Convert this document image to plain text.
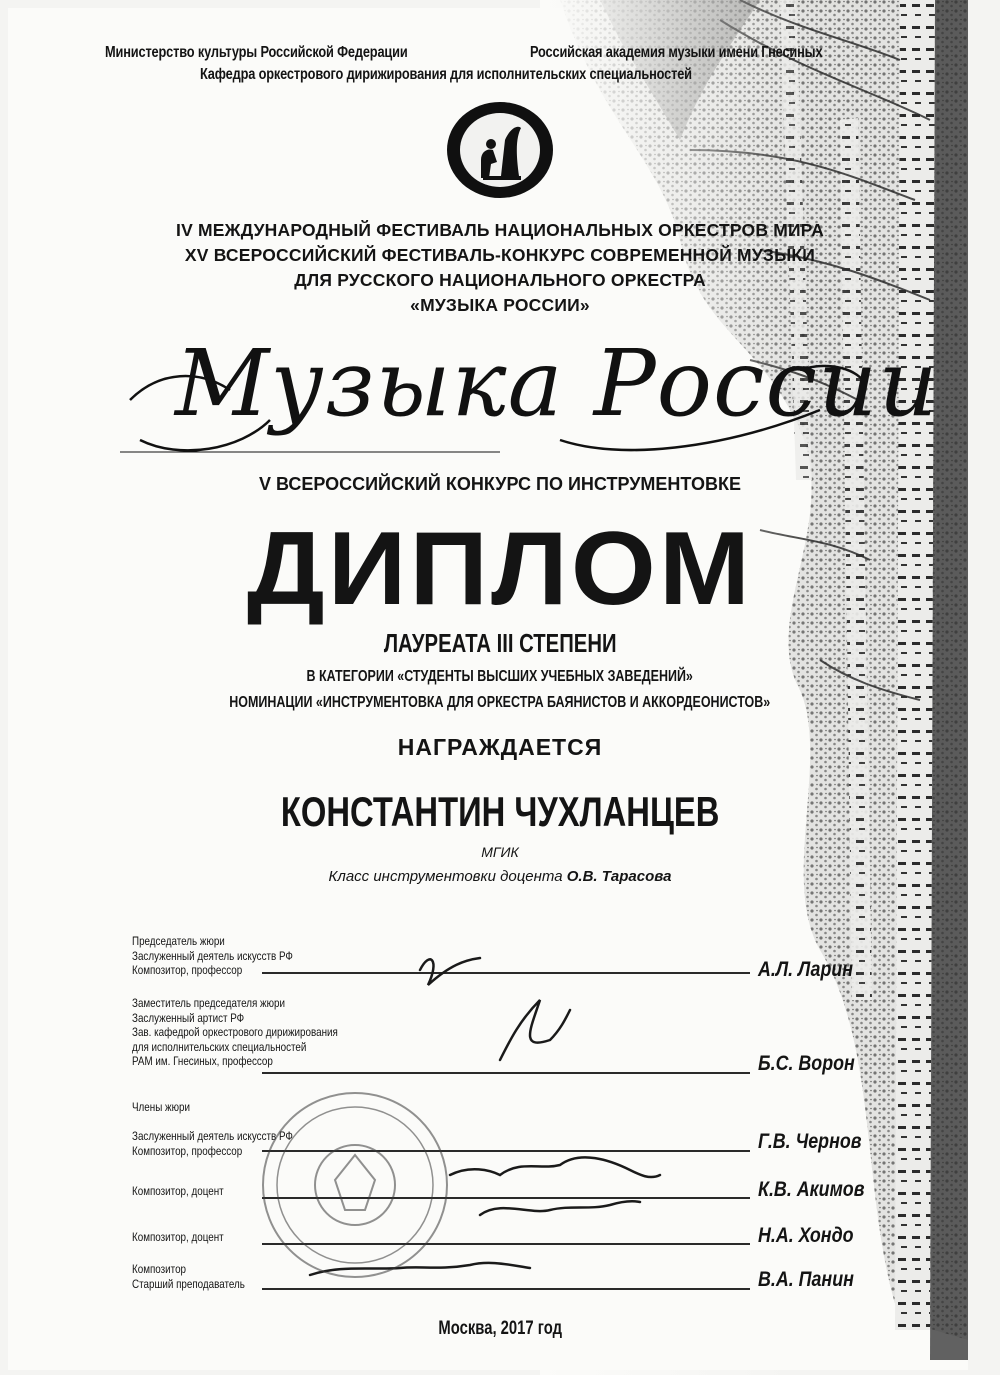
Министерство культуры Российской Федерации	Российская академия музыки имени Гнесиных
Кафедра оркестрового дирижирования для исполнительских специальностей
IV МЕЖДУНАРОДНЫЙ ФЕСТИВАЛЬ НАЦИОНАЛЬНЫХ ОРКЕСТРОВ МИРА
XV ВСЕРОССИЙСКИЙ ФЕСТИВАЛЬ-КОНКУРС СОВРЕМЕННОЙ МУЗЫКИ
ДЛЯ РУССКОГО НАЦИОНАЛЬНОГО ОРКЕСТРА
«МУЗЫКА РОССИИ»
Музыка России
V ВСЕРОССИЙСКИЙ КОНКУРС ПО ИНСТРУМЕНТОВКЕ
ДИПЛОМ
ЛАУРЕАТА III СТЕПЕНИ
В КАТЕГОРИИ «СТУДЕНТЫ ВЫСШИХ УЧЕБНЫХ ЗАВЕДЕНИЙ»
НОМИНАЦИИ «ИНСТРУМЕНТОВКА ДЛЯ ОРКЕСТРА БАЯНИСТОВ И АККОРДЕОНИСТОВ»
НАГРАЖДАЕТСЯ
КОНСТАНТИН ЧУХЛАНЦЕВ
МГИК
Класс инструментовки доцента О.В. Тарасова
Председатель жюри
Заслуженный деятель искусств РФ
Композитор, профессор	А.Л. Ларин
Заместитель председателя жюри
Заслуженный артист РФ
Зав. кафедрой оркестрового дирижирования
для исполнительских специальностей
РАМ им. Гнесиных, профессор	Б.С. Ворон
Члены жюри

Заслуженный деятель искусств РФ
Композитор, профессор	Г.В. Чернов
Композитор, доцент	К.В. Акимов
Композитор, доцент	Н.А. Хондо
Композитор
Старший преподаватель	В.А. Панин
Москва, 2017 год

******

Repeat the full listing above exactly, with no pictures in the copy.

> _The response_:
Convert this document image to plain text.
Министерство культуры Российской Федерации	Российская академия музыки имени Гнесиных
Кафедра оркестрового дирижирования для исполнительских специальностей
IV МЕЖДУНАРОДНЫЙ ФЕСТИВАЛЬ НАЦИОНАЛЬНЫХ ОРКЕСТРОВ МИРА
XV ВСЕРОССИЙСКИЙ ФЕСТИВАЛЬ-КОНКУРС СОВРЕМЕННОЙ МУЗЫКИ
ДЛЯ РУССКОГО НАЦИОНАЛЬНОГО ОРКЕСТРА
«МУЗЫКА РОССИИ»
Музыка России
V ВСЕРОССИЙСКИЙ КОНКУРС ПО ИНСТРУМЕНТОВКЕ
ДИПЛОМ
ЛАУРЕАТА III СТЕПЕНИ
В КАТЕГОРИИ «СТУДЕНТЫ ВЫСШИХ УЧЕБНЫХ ЗАВЕДЕНИЙ»
НОМИНАЦИИ «ИНСТРУМЕНТОВКА ДЛЯ ОРКЕСТРА БАЯНИСТОВ И АККОРДЕОНИСТОВ»
НАГРАЖДАЕТСЯ
КОНСТАНТИН ЧУХЛАНЦЕВ
МГИК
Класс инструментовки доцента О.В. Тарасова
Председатель жюри
Заслуженный деятель искусств РФ
Композитор, профессор	А.Л. Ларин
Заместитель председателя жюри
Заслуженный артист РФ
Зав. кафедрой оркестрового дирижирования
для исполнительских специальностей
РАМ им. Гнесиных, профессор	Б.С. Ворон
Члены жюри

Заслуженный деятель искусств РФ
Композитор, профессор	Г.В. Чернов
Композитор, доцент	К.В. Акимов
Композитор, доцент	Н.А. Хондо
Композитор
Старший преподаватель	В.А. Панин
Москва, 2017 год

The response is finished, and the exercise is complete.